> **WORK TO DO**
Put everything from the line containing "code-line[interactable]: · · · · · return" down to the line containing "line-number: 4 [107, 187, 153, 222]" into a JSON list of strings, one string per line, with blank lines left out.

> **PROVIDED MATERIAL**
>>>>>

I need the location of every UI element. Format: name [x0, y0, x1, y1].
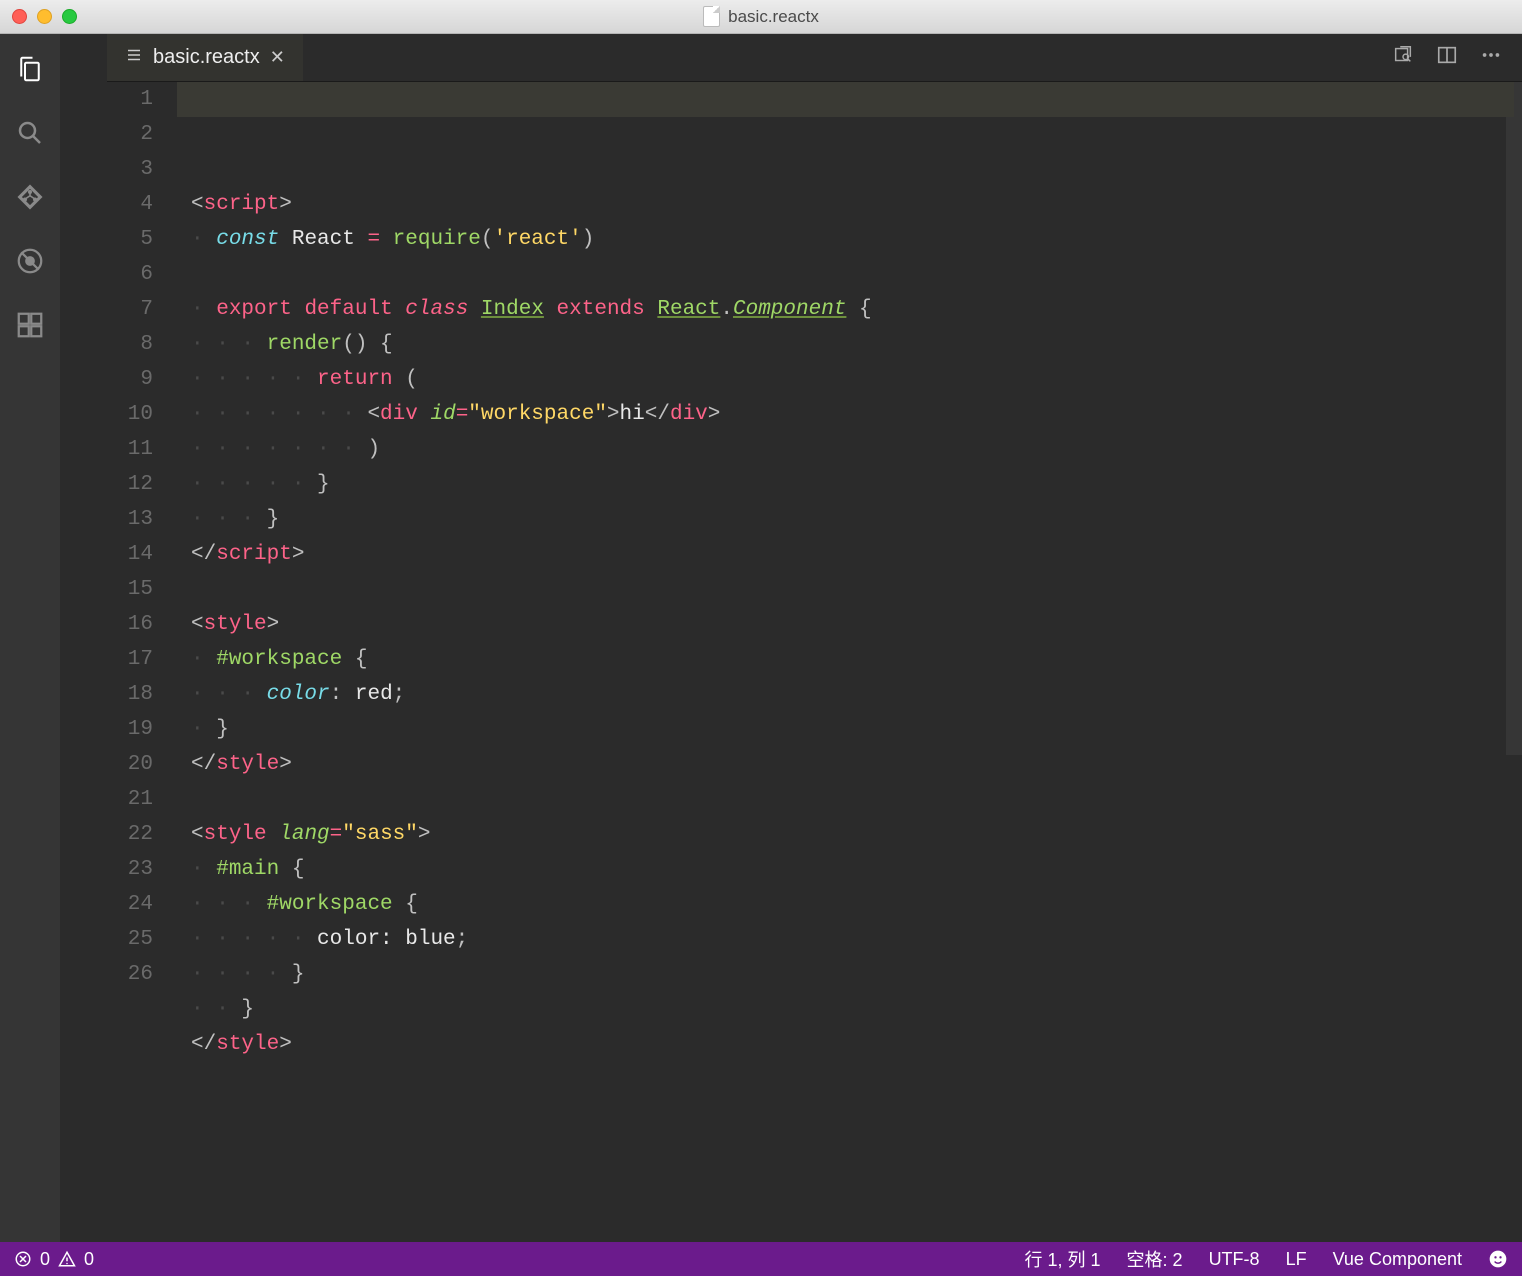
code-line[interactable]: · · · · · return ( [191, 362, 1522, 397]
status-language[interactable]: Vue Component [1333, 1249, 1462, 1270]
search-icon[interactable] [13, 116, 47, 150]
code-line[interactable]: · export default class Index extends Rea… [191, 292, 1522, 327]
line-number: 9 [107, 362, 153, 397]
code-line[interactable]: · } [191, 712, 1522, 747]
line-number: 11 [107, 432, 153, 467]
code-line[interactable]: · · · · · } [191, 467, 1522, 502]
tab-actions [1392, 34, 1522, 81]
editor-group: basic.reactx ✕ 1234567891011121314151617… [107, 34, 1522, 1242]
line-number: 19 [107, 712, 153, 747]
line-number: 2 [107, 117, 153, 152]
workbench: basic.reactx ✕ 1234567891011121314151617… [0, 34, 1522, 1242]
window-title-wrap: basic.reactx [0, 6, 1522, 27]
line-number: 26 [107, 957, 153, 992]
line-number: 1 [107, 82, 153, 117]
line-number: 10 [107, 397, 153, 432]
code-line[interactable]: </style> [191, 747, 1522, 782]
status-problems[interactable]: 0 0 [14, 1249, 94, 1270]
code-line[interactable]: · · · · } [191, 957, 1522, 992]
code-area[interactable]: <script>· const React = require('react')… [177, 82, 1522, 1242]
editor[interactable]: 1234567891011121314151617181920212223242… [107, 82, 1522, 1242]
line-number: 17 [107, 642, 153, 677]
activity-bar [0, 34, 60, 1242]
window-titlebar: basic.reactx [0, 0, 1522, 34]
status-spaces[interactable]: 空格: 2 [1127, 1246, 1183, 1272]
close-icon[interactable]: ✕ [270, 47, 285, 68]
line-number: 6 [107, 257, 153, 292]
traffic-lights [12, 9, 77, 24]
zoom-window-button[interactable] [62, 9, 77, 24]
line-number: 23 [107, 852, 153, 887]
line-number: 13 [107, 502, 153, 537]
line-number: 8 [107, 327, 153, 362]
line-number: 20 [107, 747, 153, 782]
code-line[interactable]: · · · color: red; [191, 677, 1522, 712]
list-icon [125, 46, 143, 70]
line-number: 4 [107, 187, 153, 222]
code-line[interactable]: <script> [191, 187, 1522, 222]
warning-icon [58, 1250, 76, 1268]
code-line[interactable]: · const React = require('react') [191, 222, 1522, 257]
extensions-icon[interactable] [13, 308, 47, 342]
debug-icon[interactable] [13, 244, 47, 278]
line-number: 16 [107, 607, 153, 642]
code-line[interactable]: · · · #workspace { [191, 887, 1522, 922]
explorer-icon[interactable] [13, 52, 47, 86]
warning-count: 0 [84, 1249, 94, 1270]
code-line[interactable] [191, 1062, 1522, 1097]
code-line[interactable]: · · · · · · · ) [191, 432, 1522, 467]
code-line[interactable]: · #main { [191, 852, 1522, 887]
tab-label: basic.reactx [153, 46, 260, 69]
error-count: 0 [40, 1249, 50, 1270]
more-actions-icon[interactable] [1480, 44, 1502, 71]
code-line[interactable]: · · · · · color: blue; [191, 922, 1522, 957]
status-ln-col[interactable]: 行 1, 列 1 [1025, 1246, 1101, 1272]
open-changes-icon[interactable] [1392, 44, 1414, 71]
sidebar-collapsed [60, 34, 107, 1242]
current-line-highlight [177, 82, 1514, 117]
code-line[interactable]: · · · · · · · <div id="workspace">hi</di… [191, 397, 1522, 432]
error-icon [14, 1250, 32, 1268]
line-number: 15 [107, 572, 153, 607]
status-eol[interactable]: LF [1286, 1249, 1307, 1270]
line-number-gutter: 1234567891011121314151617181920212223242… [107, 82, 177, 1242]
code-line[interactable]: · · } [191, 992, 1522, 1027]
code-line[interactable]: · #workspace { [191, 642, 1522, 677]
line-number: 7 [107, 292, 153, 327]
line-number: 14 [107, 537, 153, 572]
code-line[interactable]: </script> [191, 537, 1522, 572]
code-line[interactable]: <style> [191, 607, 1522, 642]
tab-bar: basic.reactx ✕ [107, 34, 1522, 82]
file-icon [703, 6, 720, 27]
line-number: 18 [107, 677, 153, 712]
window-title: basic.reactx [728, 7, 819, 27]
tab-basic-reactx[interactable]: basic.reactx ✕ [107, 34, 303, 81]
status-bar: 0 0 行 1, 列 1 空格: 2 UTF-8 LF Vue Componen… [0, 1242, 1522, 1276]
minimize-window-button[interactable] [37, 9, 52, 24]
feedback-icon[interactable] [1488, 1249, 1508, 1269]
code-line[interactable] [191, 257, 1522, 292]
line-number: 5 [107, 222, 153, 257]
code-line[interactable] [191, 782, 1522, 817]
code-line[interactable]: <style lang="sass"> [191, 817, 1522, 852]
code-line[interactable]: </style> [191, 1027, 1522, 1062]
line-number: 24 [107, 887, 153, 922]
code-line[interactable] [191, 572, 1522, 607]
code-line[interactable]: · · · render() { [191, 327, 1522, 362]
line-number: 22 [107, 817, 153, 852]
source-control-icon[interactable] [13, 180, 47, 214]
line-number: 3 [107, 152, 153, 187]
line-number: 12 [107, 467, 153, 502]
code-line[interactable]: · · · } [191, 502, 1522, 537]
line-number: 21 [107, 782, 153, 817]
split-editor-icon[interactable] [1436, 44, 1458, 71]
line-number: 25 [107, 922, 153, 957]
close-window-button[interactable] [12, 9, 27, 24]
status-encoding[interactable]: UTF-8 [1209, 1249, 1260, 1270]
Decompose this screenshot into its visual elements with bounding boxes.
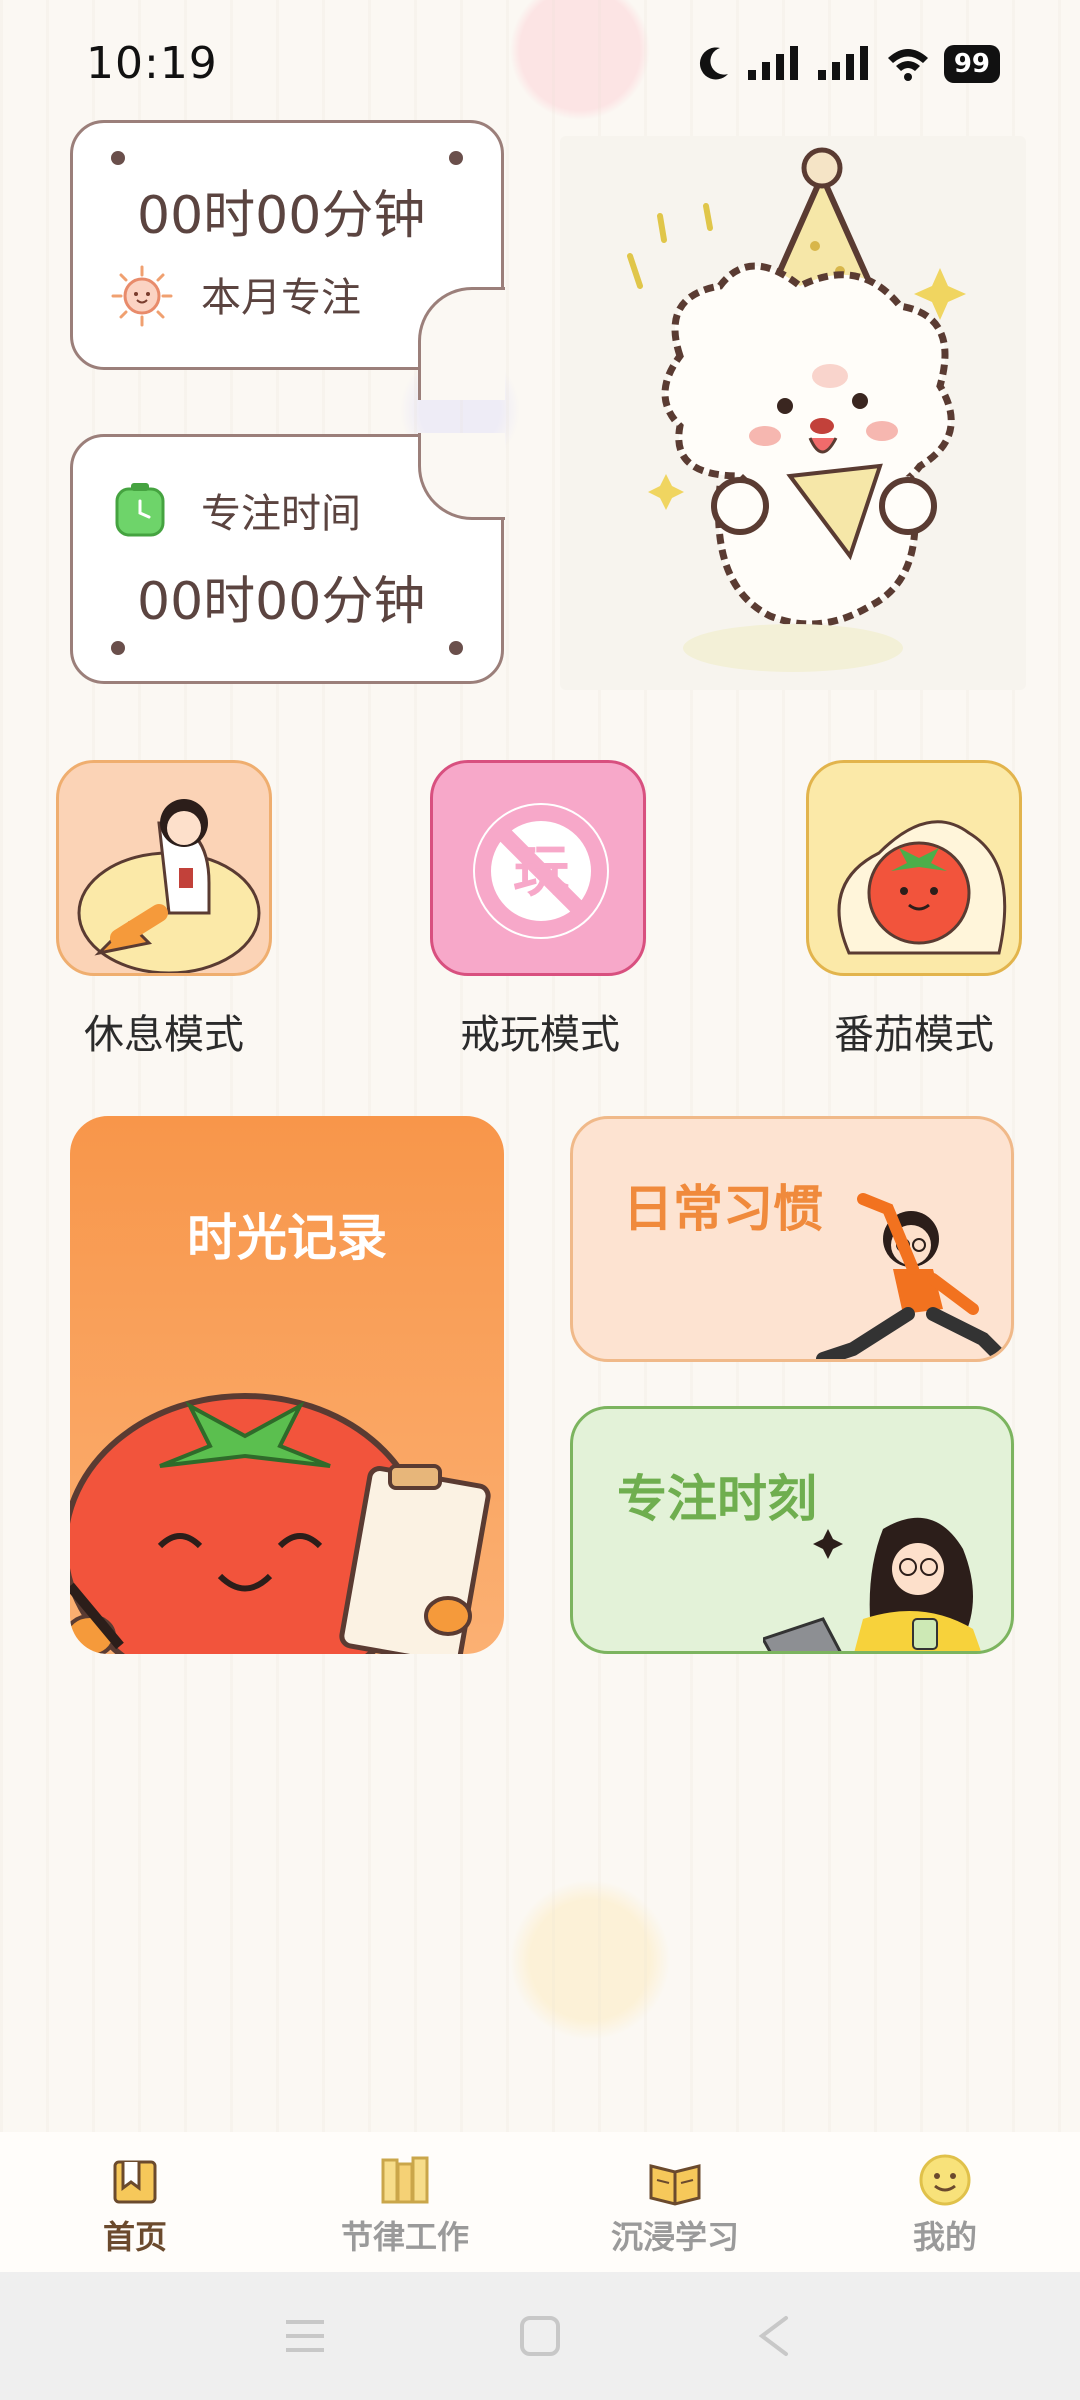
rest-mode-label: 休息模式 xyxy=(84,1012,244,1058)
rest-mode-button[interactable] xyxy=(56,760,272,976)
card-dot xyxy=(449,151,463,165)
nav-home-label: 首页 xyxy=(102,2218,167,2256)
no-play-glyph: 玩 xyxy=(513,840,569,905)
focus-time-label: 专注时间 xyxy=(201,491,361,537)
tomato-mode-label: 番茄模式 xyxy=(834,1012,994,1058)
daily-habit-card[interactable]: 日常习惯 xyxy=(570,1116,1014,1362)
focus-moment-card[interactable]: 专注时刻 xyxy=(570,1406,1014,1654)
tomato-with-clipboard-icon xyxy=(70,1393,491,1654)
month-focus-card[interactable]: 00时00分钟 本月专注 xyxy=(70,120,505,400)
nav-mine[interactable]: 我的 xyxy=(810,2132,1080,2272)
nav-rhythm-work-label: 节律工作 xyxy=(340,2218,469,2256)
card-notch xyxy=(418,433,505,520)
girl-on-beanbag-icon xyxy=(77,799,261,973)
back-icon[interactable] xyxy=(756,2314,792,2358)
nav-mine-label: 我的 xyxy=(912,2218,977,2256)
card-dot xyxy=(111,641,125,655)
tomato-mode-button[interactable] xyxy=(806,760,1022,976)
open-book-icon xyxy=(649,2164,701,2206)
smiley-face-icon xyxy=(919,2154,971,2206)
signal-icon-2 xyxy=(817,46,868,80)
nav-rhythm-work[interactable]: 节律工作 xyxy=(270,2132,540,2272)
no-play-icon: 玩 xyxy=(473,803,609,939)
focus-time-value: 00时00分钟 xyxy=(137,572,426,632)
month-focus-label: 本月专注 xyxy=(201,275,361,321)
home-square-icon[interactable] xyxy=(518,2314,562,2358)
nav-immersive-study-label: 沉浸学习 xyxy=(610,2218,739,2256)
card-dot xyxy=(111,151,125,165)
puppy-icon xyxy=(627,147,966,672)
month-focus-value: 00时00分钟 xyxy=(137,186,426,246)
bookmark-home-icon xyxy=(113,2160,157,2204)
bottom-navigation: 首页 节律工作 沉浸学习 我的 xyxy=(0,2132,1080,2272)
sun-icon xyxy=(111,265,173,327)
puppy-illustration xyxy=(560,136,1026,690)
time-record-title: 时光记录 xyxy=(187,1209,387,1267)
focus-time-card[interactable]: 专注时间 00时00分钟 xyxy=(70,433,505,684)
girl-with-laptop-icon xyxy=(763,1517,981,1651)
clock-icon xyxy=(115,483,165,537)
books-icon xyxy=(381,2156,429,2204)
tomato-on-beanbag-icon xyxy=(837,820,1007,955)
signal-icon xyxy=(747,46,798,80)
card-notch xyxy=(418,287,505,400)
wifi-icon xyxy=(887,49,928,81)
status-icons: 99 xyxy=(696,44,1000,84)
nav-home[interactable]: 首页 xyxy=(0,2132,270,2272)
battery-indicator: 99 xyxy=(943,45,1000,83)
stretching-girl-icon xyxy=(816,1193,1005,1359)
nav-immersive-study[interactable]: 沉浸学习 xyxy=(540,2132,810,2272)
time-record-card[interactable]: 时光记录 xyxy=(70,1116,504,1654)
moon-icon xyxy=(699,47,728,80)
no-play-mode-label: 戒玩模式 xyxy=(460,1012,620,1058)
status-time: 10:19 xyxy=(86,38,218,89)
status-bar: 10:19 99 xyxy=(0,0,1080,130)
card-dot xyxy=(449,641,463,655)
system-navigation-bar xyxy=(0,2272,1080,2400)
menu-icon[interactable] xyxy=(282,2316,328,2356)
no-play-mode-button[interactable]: 玩 xyxy=(430,760,646,976)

<<<<<

> **EXPECTED ANSWER**
[
  "code-line[interactable]: · · · · · return ( [191, 362, 1522, 397]",
  "status-language[interactable]: Vue Component [1333, 1249, 1462, 1270]",
  "search-icon[interactable] [13, 116, 47, 150]",
  "code-line[interactable]: · export default class Index extends Rea… [191, 292, 1522, 327]",
  "line-number: 9 [107, 362, 153, 397]",
  "code-line[interactable]: · } [191, 712, 1522, 747]",
  "line-number: 11 [107, 432, 153, 467]",
  "code-line[interactable]: · · · · · } [191, 467, 1522, 502]",
  "tab-actions [1392, 34, 1522, 81]",
  "editor-group: basic.reactx ✕ 1234567891011121314151617… [107, 34, 1522, 1242]",
  "line-number: 19 [107, 712, 153, 747]",
  "line-number: 2 [107, 117, 153, 152]",
  "workbench: basic.reactx ✕ 1234567891011121314151617… [0, 34, 1522, 1242]",
  "window-title-wrap: basic.reactx [0, 6, 1522, 27]",
  "line-number: 26 [107, 957, 153, 992]",
  "line-number: 1 [107, 82, 153, 117]",
  "line-number: 10 [107, 397, 153, 432]",
  "code-line[interactable]: </style> [191, 747, 1522, 782]",
  "status-problems[interactable]: 0 0 [14, 1249, 94, 1270]",
  "code-line[interactable]: · · · · } [191, 957, 1522, 992]",
  "code-area[interactable]: <script>· const React = require('react')… [177, 82, 1522, 1242]",
  "editor[interactable]: 1234567891011121314151617181920212223242… [107, 82, 1522, 1242]",
  "line-number: 17 [107, 642, 153, 677]",
  "activity-bar [0, 34, 60, 1242]",
  "window-titlebar: basic.reactx [0, 0, 1522, 34]",
  "status-spaces[interactable]: 空格: 2 [1127, 1246, 1183, 1272]",
  "close-icon[interactable]: ✕ [270, 47, 285, 68]",
  "line-number: 6 [107, 257, 153, 292]",
  "traffic-lights [12, 9, 77, 24]",
  "zoom-window-button[interactable] [62, 9, 77, 24]",
  "line-number: 23 [107, 852, 153, 887]",
  "line-number: 13 [107, 502, 153, 537]",
  "line-number: 8 [107, 327, 153, 362]",
  "line-number: 20 [107, 747, 153, 782]",
  "code-line[interactable]: · · · color: red; [191, 677, 1522, 712]",
  "list-icon [125, 46, 143, 70]",
  "line-number: 4 [107, 187, 153, 222]"
]